■ GIVEN INSTRUCTION:
Copy these rows word for word, keeping every line as it appears.

■ STORED RECORDS:

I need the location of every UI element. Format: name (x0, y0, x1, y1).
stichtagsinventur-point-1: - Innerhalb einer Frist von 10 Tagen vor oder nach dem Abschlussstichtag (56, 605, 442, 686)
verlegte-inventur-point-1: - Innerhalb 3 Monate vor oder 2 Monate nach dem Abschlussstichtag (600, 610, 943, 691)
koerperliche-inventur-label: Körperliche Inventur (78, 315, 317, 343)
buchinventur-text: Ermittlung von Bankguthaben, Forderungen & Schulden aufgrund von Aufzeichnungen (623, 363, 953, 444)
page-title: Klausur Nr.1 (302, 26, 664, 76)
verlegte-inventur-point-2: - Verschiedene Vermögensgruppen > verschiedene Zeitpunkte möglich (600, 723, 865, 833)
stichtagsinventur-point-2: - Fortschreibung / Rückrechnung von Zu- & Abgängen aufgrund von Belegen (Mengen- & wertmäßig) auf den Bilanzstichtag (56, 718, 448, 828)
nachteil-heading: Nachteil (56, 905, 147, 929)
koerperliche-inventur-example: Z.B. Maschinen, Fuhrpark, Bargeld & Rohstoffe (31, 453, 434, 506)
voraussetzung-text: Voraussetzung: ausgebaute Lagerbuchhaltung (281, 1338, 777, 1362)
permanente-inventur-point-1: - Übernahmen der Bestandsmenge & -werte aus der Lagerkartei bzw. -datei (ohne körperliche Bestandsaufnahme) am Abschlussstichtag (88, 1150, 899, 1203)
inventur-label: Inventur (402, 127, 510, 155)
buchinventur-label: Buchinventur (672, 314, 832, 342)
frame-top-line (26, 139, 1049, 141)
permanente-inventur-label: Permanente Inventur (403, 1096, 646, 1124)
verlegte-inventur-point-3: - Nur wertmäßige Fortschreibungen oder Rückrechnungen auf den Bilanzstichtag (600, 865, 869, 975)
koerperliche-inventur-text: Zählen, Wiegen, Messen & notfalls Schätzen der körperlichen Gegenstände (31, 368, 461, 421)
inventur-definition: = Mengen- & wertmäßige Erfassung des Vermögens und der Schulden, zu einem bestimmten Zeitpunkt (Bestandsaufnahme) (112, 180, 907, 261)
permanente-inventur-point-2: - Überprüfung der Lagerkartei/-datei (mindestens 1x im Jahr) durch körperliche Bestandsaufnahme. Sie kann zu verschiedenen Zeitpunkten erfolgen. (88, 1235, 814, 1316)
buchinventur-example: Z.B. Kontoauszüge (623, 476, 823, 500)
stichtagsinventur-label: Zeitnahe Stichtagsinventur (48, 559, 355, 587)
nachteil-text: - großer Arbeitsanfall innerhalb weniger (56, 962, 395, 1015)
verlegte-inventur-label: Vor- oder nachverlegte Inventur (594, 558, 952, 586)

■ TASK SOLUTION:
I need the location of every UI element. Format: name (x0, y0, x1, y1).
stichtagsinventur-point-1: - Innerhalb einer Frist von 10 Tagen vor oder nach dem Abschlussstichtag (56, 605, 442, 686)
verlegte-inventur-point-1: - Innerhalb 3 Monate vor oder 2 Monate nach dem Abschlussstichtag (600, 610, 943, 691)
koerperliche-inventur-label: Körperliche Inventur (78, 315, 317, 343)
buchinventur-text: Ermittlung von Bankguthaben, Forderungen & Schulden aufgrund von Aufzeichnungen (623, 363, 953, 444)
page-title: Klausur Nr.1 (302, 26, 664, 76)
verlegte-inventur-point-2: - Verschiedene Vermögensgruppen > verschiedene Zeitpunkte möglich (600, 723, 865, 833)
stichtagsinventur-point-2: - Fortschreibung / Rückrechnung von Zu- & Abgängen aufgrund von Belegen (Mengen- & wertmäßig) auf den Bilanzstichtag (56, 718, 448, 828)
nachteil-heading: Nachteil (56, 905, 147, 929)
koerperliche-inventur-example: Z.B. Maschinen, Fuhrpark, Bargeld & Rohstoffe (31, 453, 434, 506)
voraussetzung-text: Voraussetzung: ausgebaute Lagerbuchhaltung (281, 1338, 777, 1362)
permanente-inventur-point-1: - Übernahmen der Bestandsmenge & -werte aus der Lagerkartei bzw. -datei (ohne körperliche Bestandsaufnahme) am Abschlussstichtag (88, 1150, 899, 1203)
inventur-label: Inventur (402, 127, 510, 155)
buchinventur-label: Buchinventur (672, 314, 832, 342)
frame-top-line (26, 139, 1049, 141)
permanente-inventur-label: Permanente Inventur (403, 1096, 646, 1124)
verlegte-inventur-point-3: - Nur wertmäßige Fortschreibungen oder Rückrechnungen auf den Bilanzstichtag (600, 865, 869, 975)
koerperliche-inventur-text: Zählen, Wiegen, Messen & notfalls Schätzen der körperlichen Gegenstände (31, 368, 461, 421)
inventur-definition: = Mengen- & wertmäßige Erfassung des Vermögens und der Schulden, zu einem bestimmten Zeitpunkt (Bestandsaufnahme) (112, 180, 907, 261)
permanente-inventur-point-2: - Überprüfung der Lagerkartei/-datei (mindestens 1x im Jahr) durch körperliche Bestandsaufnahme. Sie kann zu verschiedenen Zeitpunkten erfolgen. (88, 1235, 814, 1316)
buchinventur-example: Z.B. Kontoauszüge (623, 476, 823, 500)
stichtagsinventur-label: Zeitnahe Stichtagsinventur (48, 559, 355, 587)
nachteil-text: - großer Arbeitsanfall innerhalb weniger (56, 962, 395, 1015)
verlegte-inventur-label: Vor- oder nachverlegte Inventur (594, 558, 952, 586)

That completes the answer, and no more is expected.